## Written exercise
For the data below, report only the number of lines containing the string "JSON".

## Input records

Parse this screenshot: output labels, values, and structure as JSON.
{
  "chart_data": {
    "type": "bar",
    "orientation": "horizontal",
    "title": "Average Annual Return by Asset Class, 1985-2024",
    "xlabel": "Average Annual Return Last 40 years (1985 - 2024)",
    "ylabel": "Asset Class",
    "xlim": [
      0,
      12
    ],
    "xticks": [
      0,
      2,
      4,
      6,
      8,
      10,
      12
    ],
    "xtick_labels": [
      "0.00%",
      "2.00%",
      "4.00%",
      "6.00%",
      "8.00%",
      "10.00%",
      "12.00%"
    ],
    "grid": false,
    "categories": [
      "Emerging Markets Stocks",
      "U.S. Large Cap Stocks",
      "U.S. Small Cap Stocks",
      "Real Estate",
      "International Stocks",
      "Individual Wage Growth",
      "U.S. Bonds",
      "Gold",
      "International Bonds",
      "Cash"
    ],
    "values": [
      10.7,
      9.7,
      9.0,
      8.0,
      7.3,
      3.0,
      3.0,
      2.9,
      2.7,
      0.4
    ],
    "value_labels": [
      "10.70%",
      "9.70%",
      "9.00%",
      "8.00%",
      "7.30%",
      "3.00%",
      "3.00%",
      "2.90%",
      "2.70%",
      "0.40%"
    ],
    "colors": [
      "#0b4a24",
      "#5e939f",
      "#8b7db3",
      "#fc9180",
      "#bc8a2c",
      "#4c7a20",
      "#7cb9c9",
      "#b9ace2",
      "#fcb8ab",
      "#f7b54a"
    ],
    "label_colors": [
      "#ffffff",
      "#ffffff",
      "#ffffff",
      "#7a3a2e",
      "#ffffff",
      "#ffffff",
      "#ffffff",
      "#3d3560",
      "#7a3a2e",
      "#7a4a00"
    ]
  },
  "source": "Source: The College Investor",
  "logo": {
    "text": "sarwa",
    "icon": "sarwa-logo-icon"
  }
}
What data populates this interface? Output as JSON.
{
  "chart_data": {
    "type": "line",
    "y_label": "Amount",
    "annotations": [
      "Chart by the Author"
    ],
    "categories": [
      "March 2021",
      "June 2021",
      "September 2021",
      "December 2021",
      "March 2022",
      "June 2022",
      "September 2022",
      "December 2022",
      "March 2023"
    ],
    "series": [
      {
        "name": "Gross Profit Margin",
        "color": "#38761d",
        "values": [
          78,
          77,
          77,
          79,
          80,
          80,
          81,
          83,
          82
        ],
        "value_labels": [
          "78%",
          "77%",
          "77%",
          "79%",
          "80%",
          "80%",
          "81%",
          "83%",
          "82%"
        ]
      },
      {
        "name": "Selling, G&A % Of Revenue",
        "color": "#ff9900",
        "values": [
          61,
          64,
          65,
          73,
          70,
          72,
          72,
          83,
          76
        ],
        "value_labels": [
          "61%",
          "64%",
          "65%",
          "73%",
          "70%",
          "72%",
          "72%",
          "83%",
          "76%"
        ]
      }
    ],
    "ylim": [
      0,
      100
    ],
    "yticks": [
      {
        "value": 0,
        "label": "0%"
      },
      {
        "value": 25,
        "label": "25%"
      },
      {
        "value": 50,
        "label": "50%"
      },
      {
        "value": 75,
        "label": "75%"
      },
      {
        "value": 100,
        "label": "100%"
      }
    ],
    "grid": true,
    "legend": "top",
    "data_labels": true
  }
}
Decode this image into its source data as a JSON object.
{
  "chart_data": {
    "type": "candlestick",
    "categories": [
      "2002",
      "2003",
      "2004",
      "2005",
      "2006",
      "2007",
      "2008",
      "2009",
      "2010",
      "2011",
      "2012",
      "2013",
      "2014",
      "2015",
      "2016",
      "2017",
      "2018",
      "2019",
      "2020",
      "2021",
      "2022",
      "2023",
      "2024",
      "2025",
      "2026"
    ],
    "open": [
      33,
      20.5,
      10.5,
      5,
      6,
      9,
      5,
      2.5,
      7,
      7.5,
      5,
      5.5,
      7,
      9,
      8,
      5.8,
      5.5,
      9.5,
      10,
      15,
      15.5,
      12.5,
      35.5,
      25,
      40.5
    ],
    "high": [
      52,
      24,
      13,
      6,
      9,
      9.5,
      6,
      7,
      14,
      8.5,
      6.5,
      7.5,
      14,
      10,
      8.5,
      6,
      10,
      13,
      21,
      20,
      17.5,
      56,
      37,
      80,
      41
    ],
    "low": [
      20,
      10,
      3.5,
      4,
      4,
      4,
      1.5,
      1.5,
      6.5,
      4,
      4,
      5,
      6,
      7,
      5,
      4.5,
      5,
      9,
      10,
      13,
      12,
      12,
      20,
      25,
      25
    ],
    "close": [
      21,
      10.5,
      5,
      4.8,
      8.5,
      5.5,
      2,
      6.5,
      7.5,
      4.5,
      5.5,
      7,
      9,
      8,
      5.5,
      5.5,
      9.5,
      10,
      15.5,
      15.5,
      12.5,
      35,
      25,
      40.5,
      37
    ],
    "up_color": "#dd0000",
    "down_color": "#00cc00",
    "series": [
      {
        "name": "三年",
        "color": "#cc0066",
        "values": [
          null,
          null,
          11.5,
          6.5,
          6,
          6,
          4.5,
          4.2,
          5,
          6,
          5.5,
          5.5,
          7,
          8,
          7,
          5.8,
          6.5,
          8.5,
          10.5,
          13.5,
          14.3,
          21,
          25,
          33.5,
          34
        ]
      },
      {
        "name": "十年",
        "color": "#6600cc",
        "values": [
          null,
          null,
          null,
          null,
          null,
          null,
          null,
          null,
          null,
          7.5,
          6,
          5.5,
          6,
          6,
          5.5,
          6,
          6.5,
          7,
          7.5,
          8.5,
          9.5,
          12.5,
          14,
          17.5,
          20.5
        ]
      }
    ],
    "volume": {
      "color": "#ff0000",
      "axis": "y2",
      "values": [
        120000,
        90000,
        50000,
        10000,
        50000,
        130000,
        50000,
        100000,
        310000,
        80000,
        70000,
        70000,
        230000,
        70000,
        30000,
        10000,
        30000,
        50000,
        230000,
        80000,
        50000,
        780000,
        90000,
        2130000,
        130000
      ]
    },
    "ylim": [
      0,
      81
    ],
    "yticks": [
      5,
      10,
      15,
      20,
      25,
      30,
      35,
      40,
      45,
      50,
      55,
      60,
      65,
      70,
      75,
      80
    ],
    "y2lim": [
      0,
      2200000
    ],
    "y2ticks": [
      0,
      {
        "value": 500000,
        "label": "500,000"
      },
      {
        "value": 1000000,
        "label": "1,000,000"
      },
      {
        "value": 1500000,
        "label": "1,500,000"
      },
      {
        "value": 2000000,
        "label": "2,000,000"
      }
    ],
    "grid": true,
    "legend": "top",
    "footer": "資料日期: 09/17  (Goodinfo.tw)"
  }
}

## Written solution
3